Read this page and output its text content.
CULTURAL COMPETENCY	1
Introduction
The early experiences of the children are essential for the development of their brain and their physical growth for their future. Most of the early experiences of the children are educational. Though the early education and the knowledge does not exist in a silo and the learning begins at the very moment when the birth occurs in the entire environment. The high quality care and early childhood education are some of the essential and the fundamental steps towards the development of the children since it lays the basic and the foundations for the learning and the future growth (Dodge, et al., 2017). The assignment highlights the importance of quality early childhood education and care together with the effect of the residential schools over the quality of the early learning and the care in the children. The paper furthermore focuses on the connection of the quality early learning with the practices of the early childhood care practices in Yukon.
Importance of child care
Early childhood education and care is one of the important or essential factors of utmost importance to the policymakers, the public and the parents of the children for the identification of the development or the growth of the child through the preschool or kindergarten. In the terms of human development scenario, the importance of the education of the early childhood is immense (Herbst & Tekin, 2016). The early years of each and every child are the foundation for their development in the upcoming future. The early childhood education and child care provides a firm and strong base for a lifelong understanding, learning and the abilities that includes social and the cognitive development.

☆ ☆ ☆ ☆ ☆ ☆ ☆

▶ _TASK DIRECTIONS_
Write every record out again, unaltered.

▶ _TASK ANSWER_
Read this page and output its text content.
CULTURAL COMPETENCY	1
Introduction
The early experiences of the children are essential for the development of their brain and their physical growth for their future. Most of the early experiences of the children are educational. Though the early education and the knowledge does not exist in a silo and the learning begins at the very moment when the birth occurs in the entire environment. The high quality care and early childhood education are some of the essential and the fundamental steps towards the development of the children since it lays the basic and the foundations for the learning and the future growth (Dodge, et al., 2017). The assignment highlights the importance of quality early childhood education and care together with the effect of the residential schools over the quality of the early learning and the care in the children. The paper furthermore focuses on the connection of the quality early learning with the practices of the early childhood care practices in Yukon.
Importance of child care
Early childhood education and care is one of the important or essential factors of utmost importance to the policymakers, the public and the parents of the children for the identification of the development or the growth of the child through the preschool or kindergarten. In the terms of human development scenario, the importance of the education of the early childhood is immense (Herbst & Tekin, 2016). The early years of each and every child are the foundation for their development in the upcoming future. The early childhood education and child care provides a firm and strong base for a lifelong understanding, learning and the abilities that includes social and the cognitive development.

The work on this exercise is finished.